- **DIRECTIVE**
How many of the lines here include "color"? Answer with a single number.

··· DATA SUPPLIED ···

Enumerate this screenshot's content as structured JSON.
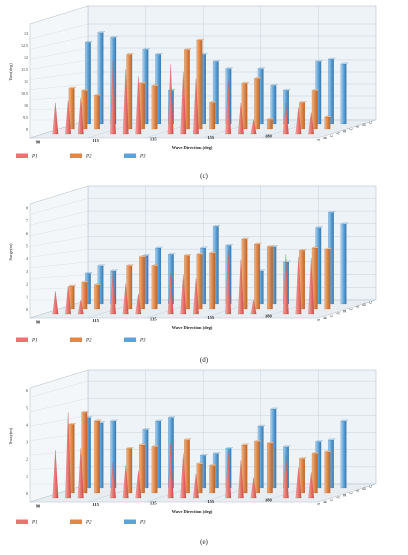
{
  "legend": [
    {
      "label": "P1",
      "color": "#e8746f"
    },
    {
      "label": "P2",
      "color": "#e0874a"
    },
    {
      "label": "P3",
      "color": "#5ea3d8"
    }
  ],
  "chart_data": [
    {
      "type": "bar",
      "panel_label": "(c)",
      "ylabel": "Yaw(deg)",
      "xlabel": "Wave Direction (deg)",
      "categories": [
        "90",
        "115",
        "135",
        "155",
        "180"
      ],
      "sublabels": [
        "A",
        "B",
        "C"
      ],
      "yticks": [
        9.0,
        9.5,
        10,
        10.5,
        11,
        11.5,
        12,
        12.5,
        13
      ],
      "ylim": [
        9.0,
        13.5
      ],
      "series": [
        {
          "name": "P1",
          "values": [
            [
              10.3,
              10.4,
              10.5
            ],
            [
              12.1,
              11.7,
              11.4
            ],
            [
              11.9,
              11.6,
              11.3
            ],
            [
              11.2,
              10.3,
              9.6
            ],
            [
              10.3,
              10.1,
              9.9
            ]
          ]
        },
        {
          "name": "P2",
          "values": [
            [
              10.7,
              10.6,
              10.4
            ],
            [
              12.1,
              10.9,
              10.8
            ],
            [
              12.3,
              12.7,
              10.1
            ],
            [
              10.9,
              11.1,
              9.4
            ],
            [
              10.1,
              10.6,
              9.5
            ]
          ]
        },
        {
          "name": "P3",
          "values": [
            [
              12.4,
              12.8,
              12.6
            ],
            [
              12.1,
              11.9,
              10.4
            ],
            [
              11.9,
              11.6,
              11.3
            ],
            [
              11.3,
              10.6,
              10.4
            ],
            [
              11.6,
              11.7,
              11.5
            ]
          ]
        }
      ]
    },
    {
      "type": "bar",
      "panel_label": "(d)",
      "ylabel": "Surge(m)",
      "xlabel": "Wave Direction (deg)",
      "categories": [
        "90",
        "115",
        "135",
        "155",
        "180"
      ],
      "sublabels": [
        "A",
        "B",
        "C"
      ],
      "yticks": [
        0,
        1,
        2,
        3,
        4,
        5,
        6,
        7,
        8
      ],
      "ylim": [
        0,
        8.5
      ],
      "series": [
        {
          "name": "P1",
          "values": [
            [
              1.8,
              2.2,
              1.1
            ],
            [
              3.4,
              2.4,
              1.6
            ],
            [
              3.2,
              3.1,
              2.8
            ],
            [
              5.0,
              4.3,
              1.1
            ],
            [
              4.7,
              4.5,
              4.4
            ]
          ]
        },
        {
          "name": "P2",
          "values": [
            [
              1.8,
              2.1,
              1.9
            ],
            [
              3.4,
              4.1,
              3.4
            ],
            [
              4.2,
              4.3,
              4.4
            ],
            [
              5.5,
              5.1,
              4.9
            ],
            [
              4.6,
              4.8,
              4.7
            ]
          ]
        },
        {
          "name": "P3",
          "values": [
            [
              2.4,
              3.0,
              2.6
            ],
            [
              3.8,
              4.4,
              3.9
            ],
            [
              4.4,
              6.1,
              4.6
            ],
            [
              2.6,
              4.5,
              3.3
            ],
            [
              6.0,
              7.2,
              6.3
            ]
          ]
        }
      ]
    },
    {
      "type": "bar",
      "panel_label": "(e)",
      "ylabel": "Sway(m)",
      "xlabel": "Wave Direction (deg)",
      "categories": [
        "90",
        "115",
        "135",
        "155",
        "180"
      ],
      "sublabels": [
        "A",
        "B",
        "C"
      ],
      "yticks": [
        0,
        1,
        2,
        3,
        4,
        5,
        6
      ],
      "ylim": [
        0,
        6.3
      ],
      "series": [
        {
          "name": "P1",
          "values": [
            [
              2.8,
              5.0,
              2.9
            ],
            [
              2.1,
              1.9,
              1.6
            ],
            [
              3.2,
              2.6,
              1.4
            ],
            [
              2.7,
              2.2,
              1.2
            ],
            [
              2.5,
              1.8,
              1.5
            ]
          ]
        },
        {
          "name": "P2",
          "values": [
            [
              4.0,
              4.7,
              4.2
            ],
            [
              2.6,
              2.8,
              2.7
            ],
            [
              3.1,
              1.7,
              1.6
            ],
            [
              2.8,
              3.0,
              2.9
            ],
            [
              2.0,
              2.3,
              2.4
            ]
          ]
        },
        {
          "name": "P3",
          "values": [
            [
              4.1,
              3.8,
              3.9
            ],
            [
              3.4,
              3.9,
              4.1
            ],
            [
              1.9,
              2.0,
              2.3
            ],
            [
              3.6,
              4.6,
              2.4
            ],
            [
              2.7,
              2.8,
              3.9
            ]
          ]
        }
      ]
    }
  ]
}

···

- **WRITTEN REPLY**
3